Cronache di una cittadina trapiantata su un selvaggio bricco del cuneese
di Manù
Mi par di capire che la moltitudine ha bisogno di sentirsi tale e non può fare a meno di andare tutta negli stessi posti, nello stesso momento a fare la stessa cosa. Poi scatta il bisogno di condivisione di attimi privati, cosicché la rete si riempie di pizze ai peperoni mangiate su una panchina con il nuovo fidanzato, l’ultimo paio di scarpe di pitone con tacco sedici acquistato nel negozio di tendenza, la visita del nipote che non si vedeva da quindici anni.
Però quando necessita collaborare per un fine comune niente da fare, non ci si riesce, ognuno per sé, tutti contro tutti.
E il senso pratico?
Qui, a parte i miei due vicini ottuagenari, siamo in tre nel raggio di sei chilometri.
Non ci si frequenta, non ci si telefona per fare amena conversazione, non ci si scambiano foto, mail o whatsapp, ma non ci si muove mai senza tener presente che ci sono altri due che possono aver bisogno di qualcosa.
Questo vale anche per quelli laggiù, in paese.
La signora delle poste si fa in quattro per risolvere quanto possibile senza farmi scendere a valle, il tabaccaio ha inserito nelle sue referenze il mio tabacco preferito e tutti i negozianti sono disposti a portarmi la spesa se non posso andare a prenderla.
Interesse comune.
Con le istituzioni, invece, tutto nella norma.
Essendoci di mezzo delle spese che superano gli introiti, bisogna sollecitare per far arrivare lo spazzaneve, i bidoni della spazzatura sono sempre stracolmi e la strada che arriva fin qui fa concorrenza a un pezzo di gruviera per il numero di buchi.

Compito assegnato 1: Riproduca fedelmente i record, dall'inizio fino alla riga che contiene "frame-border-left <box>3 15 5 911</box>", inclusa quest'ultima.

Dati forniti:
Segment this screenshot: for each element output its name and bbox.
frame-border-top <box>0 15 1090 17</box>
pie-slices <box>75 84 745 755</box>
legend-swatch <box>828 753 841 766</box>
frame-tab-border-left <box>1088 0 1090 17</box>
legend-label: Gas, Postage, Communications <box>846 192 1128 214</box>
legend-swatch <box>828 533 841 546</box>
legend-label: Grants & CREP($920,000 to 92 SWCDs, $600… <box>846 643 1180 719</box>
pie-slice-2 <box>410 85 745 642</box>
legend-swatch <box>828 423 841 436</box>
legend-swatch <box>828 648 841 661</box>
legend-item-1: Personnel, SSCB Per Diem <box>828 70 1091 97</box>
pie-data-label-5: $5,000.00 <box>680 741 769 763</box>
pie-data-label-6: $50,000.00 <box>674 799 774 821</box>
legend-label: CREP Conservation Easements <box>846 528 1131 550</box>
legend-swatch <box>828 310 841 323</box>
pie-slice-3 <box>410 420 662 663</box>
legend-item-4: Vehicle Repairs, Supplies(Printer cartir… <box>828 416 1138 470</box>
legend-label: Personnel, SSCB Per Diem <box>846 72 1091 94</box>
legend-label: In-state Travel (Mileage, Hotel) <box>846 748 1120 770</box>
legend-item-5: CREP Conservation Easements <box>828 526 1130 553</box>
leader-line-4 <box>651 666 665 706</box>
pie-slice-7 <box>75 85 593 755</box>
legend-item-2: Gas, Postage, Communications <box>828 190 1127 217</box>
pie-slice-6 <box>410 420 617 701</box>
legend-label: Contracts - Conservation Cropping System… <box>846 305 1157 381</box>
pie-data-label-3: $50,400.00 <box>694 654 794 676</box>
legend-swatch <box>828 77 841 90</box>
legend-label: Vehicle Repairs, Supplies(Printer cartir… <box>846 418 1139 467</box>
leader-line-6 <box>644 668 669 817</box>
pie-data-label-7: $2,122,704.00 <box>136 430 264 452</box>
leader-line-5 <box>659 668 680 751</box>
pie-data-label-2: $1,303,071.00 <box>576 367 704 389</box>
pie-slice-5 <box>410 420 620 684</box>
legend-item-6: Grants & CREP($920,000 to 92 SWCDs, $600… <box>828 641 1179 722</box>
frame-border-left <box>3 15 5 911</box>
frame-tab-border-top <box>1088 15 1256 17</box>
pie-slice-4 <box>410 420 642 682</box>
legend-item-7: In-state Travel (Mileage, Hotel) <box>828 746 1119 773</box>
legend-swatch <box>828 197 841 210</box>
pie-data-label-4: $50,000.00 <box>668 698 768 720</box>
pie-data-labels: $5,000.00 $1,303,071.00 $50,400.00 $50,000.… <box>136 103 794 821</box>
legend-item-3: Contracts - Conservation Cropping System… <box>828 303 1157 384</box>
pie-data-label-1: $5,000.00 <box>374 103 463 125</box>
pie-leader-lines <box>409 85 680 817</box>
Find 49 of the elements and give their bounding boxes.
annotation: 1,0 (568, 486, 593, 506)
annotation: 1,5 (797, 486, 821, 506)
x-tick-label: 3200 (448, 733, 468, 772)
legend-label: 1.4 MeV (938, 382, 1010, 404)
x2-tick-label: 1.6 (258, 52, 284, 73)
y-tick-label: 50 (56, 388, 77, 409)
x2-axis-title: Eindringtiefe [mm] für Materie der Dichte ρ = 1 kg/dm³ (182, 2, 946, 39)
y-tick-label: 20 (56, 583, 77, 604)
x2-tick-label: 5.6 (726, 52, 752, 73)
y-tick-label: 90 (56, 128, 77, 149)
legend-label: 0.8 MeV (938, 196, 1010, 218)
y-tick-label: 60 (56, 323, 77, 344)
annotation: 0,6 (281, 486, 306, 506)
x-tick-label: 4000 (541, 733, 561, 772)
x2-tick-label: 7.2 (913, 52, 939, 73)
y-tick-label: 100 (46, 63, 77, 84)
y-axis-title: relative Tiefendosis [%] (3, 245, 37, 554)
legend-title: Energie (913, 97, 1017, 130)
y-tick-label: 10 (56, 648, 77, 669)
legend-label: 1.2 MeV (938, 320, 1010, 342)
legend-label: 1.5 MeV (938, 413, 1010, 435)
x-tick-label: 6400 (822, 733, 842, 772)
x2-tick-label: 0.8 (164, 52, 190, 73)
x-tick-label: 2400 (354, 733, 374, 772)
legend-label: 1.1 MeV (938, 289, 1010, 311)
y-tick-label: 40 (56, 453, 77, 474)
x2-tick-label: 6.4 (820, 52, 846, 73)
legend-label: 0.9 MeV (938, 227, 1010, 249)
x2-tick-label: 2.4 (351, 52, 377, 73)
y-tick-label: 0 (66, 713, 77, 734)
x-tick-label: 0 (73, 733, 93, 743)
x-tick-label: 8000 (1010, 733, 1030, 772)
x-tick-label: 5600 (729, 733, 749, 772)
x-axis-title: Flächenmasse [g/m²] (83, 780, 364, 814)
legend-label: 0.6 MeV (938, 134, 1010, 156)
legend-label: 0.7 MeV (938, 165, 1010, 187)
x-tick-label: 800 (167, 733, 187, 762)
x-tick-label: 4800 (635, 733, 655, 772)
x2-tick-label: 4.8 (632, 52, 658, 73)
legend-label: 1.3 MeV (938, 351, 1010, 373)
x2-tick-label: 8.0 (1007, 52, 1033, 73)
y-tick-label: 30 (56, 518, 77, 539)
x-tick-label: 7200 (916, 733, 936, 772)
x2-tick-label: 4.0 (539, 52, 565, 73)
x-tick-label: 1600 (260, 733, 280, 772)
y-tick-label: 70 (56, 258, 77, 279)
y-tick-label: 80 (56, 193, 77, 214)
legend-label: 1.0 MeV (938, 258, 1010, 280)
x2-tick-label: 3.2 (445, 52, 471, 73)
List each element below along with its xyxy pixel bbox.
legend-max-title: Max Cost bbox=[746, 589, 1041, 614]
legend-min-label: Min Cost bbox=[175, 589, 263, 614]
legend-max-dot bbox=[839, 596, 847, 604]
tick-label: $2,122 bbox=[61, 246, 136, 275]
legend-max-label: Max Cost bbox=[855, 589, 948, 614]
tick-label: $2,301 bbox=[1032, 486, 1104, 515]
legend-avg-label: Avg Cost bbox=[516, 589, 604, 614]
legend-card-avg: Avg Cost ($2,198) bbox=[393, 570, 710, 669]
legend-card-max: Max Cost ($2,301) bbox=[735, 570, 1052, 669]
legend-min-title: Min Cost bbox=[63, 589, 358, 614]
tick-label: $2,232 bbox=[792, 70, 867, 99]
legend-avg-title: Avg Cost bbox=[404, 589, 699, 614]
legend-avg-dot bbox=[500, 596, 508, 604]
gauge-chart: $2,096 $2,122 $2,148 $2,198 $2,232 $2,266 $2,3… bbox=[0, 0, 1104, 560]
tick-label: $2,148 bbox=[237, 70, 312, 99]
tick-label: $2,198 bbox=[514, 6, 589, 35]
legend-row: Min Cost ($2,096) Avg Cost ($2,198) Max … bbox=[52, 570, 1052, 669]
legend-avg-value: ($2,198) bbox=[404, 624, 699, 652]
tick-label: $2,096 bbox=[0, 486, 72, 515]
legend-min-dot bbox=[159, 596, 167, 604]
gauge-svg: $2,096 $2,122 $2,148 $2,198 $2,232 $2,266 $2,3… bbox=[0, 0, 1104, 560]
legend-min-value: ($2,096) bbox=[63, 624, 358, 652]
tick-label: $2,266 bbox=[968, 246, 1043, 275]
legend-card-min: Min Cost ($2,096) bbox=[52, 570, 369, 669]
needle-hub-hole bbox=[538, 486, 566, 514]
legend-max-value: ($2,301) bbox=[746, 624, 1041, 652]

Compito assegnato 2: Trascriva il brano dalle parole "E il senso pratico?" fino alle parole "tutto nella norma.", sostituendo "tabaccaio" con "giornalaio".

Risposta al compito 1:
Segment this screenshot: for each element output its name and bbox.
frame-border-top <box>0 15 1090 17</box>
pie-slices <box>75 84 745 755</box>
legend-swatch <box>828 753 841 766</box>
frame-tab-border-left <box>1088 0 1090 17</box>
legend-label: Gas, Postage, Communications <box>846 192 1128 214</box>
legend-swatch <box>828 533 841 546</box>
legend-label: Grants & CREP($920,000 to 92 SWCDs, $600… <box>846 643 1180 719</box>
pie-slice-2 <box>410 85 745 642</box>
legend-swatch <box>828 423 841 436</box>
legend-swatch <box>828 648 841 661</box>
legend-item-1: Personnel, SSCB Per Diem <box>828 70 1091 97</box>
pie-data-label-5: $5,000.00 <box>680 741 769 763</box>
pie-data-label-6: $50,000.00 <box>674 799 774 821</box>
legend-label: CREP Conservation Easements <box>846 528 1131 550</box>
legend-swatch <box>828 310 841 323</box>
pie-slice-3 <box>410 420 662 663</box>
legend-item-4: Vehicle Repairs, Supplies(Printer cartir… <box>828 416 1138 470</box>
legend-label: Personnel, SSCB Per Diem <box>846 72 1091 94</box>
legend-label: In-state Travel (Mileage, Hotel) <box>846 748 1120 770</box>
legend-item-5: CREP Conservation Easements <box>828 526 1130 553</box>
leader-line-4 <box>651 666 665 706</box>
pie-slice-7 <box>75 85 593 755</box>
legend-item-2: Gas, Postage, Communications <box>828 190 1127 217</box>
pie-slice-6 <box>410 420 617 701</box>
legend-label: Contracts - Conservation Cropping System… <box>846 305 1157 381</box>
pie-data-label-3: $50,400.00 <box>694 654 794 676</box>
legend-swatch <box>828 77 841 90</box>
legend-label: Vehicle Repairs, Supplies(Printer cartir… <box>846 418 1139 467</box>
leader-line-6 <box>644 668 669 817</box>
pie-data-label-7: $2,122,704.00 <box>136 430 264 452</box>
leader-line-5 <box>659 668 680 751</box>
pie-data-label-2: $1,303,071.00 <box>576 367 704 389</box>
pie-slice-5 <box>410 420 620 684</box>
legend-item-6: Grants & CREP($920,000 to 92 SWCDs, $600… <box>828 641 1179 722</box>
frame-border-left <box>3 15 5 911</box>

Risposta al compito 2:
E il senso pratico?
Qui, a parte i miei due vicini ottuagenari, siamo in tre nel raggio di sei chilometri.
Non ci si frequenta, non ci si telefona per fare amena conversazione, non ci si scambiano foto, mail o whatsapp, ma non ci si muove mai senza tener presente che ci sono altri due che possono aver bisogno di qualcosa.
Questo vale anche per quelli laggiù, in paese.
La signora delle poste si fa in quattro per risolvere quanto possibile senza farmi scendere a valle, il giornalaio ha inserito nelle sue referenze il mio tabacco preferito e tutti i negozianti sono disposti a portarmi la spesa se non posso andare a prenderla.
Interesse comune.
Con le istituzioni, invece, tutto nella norma.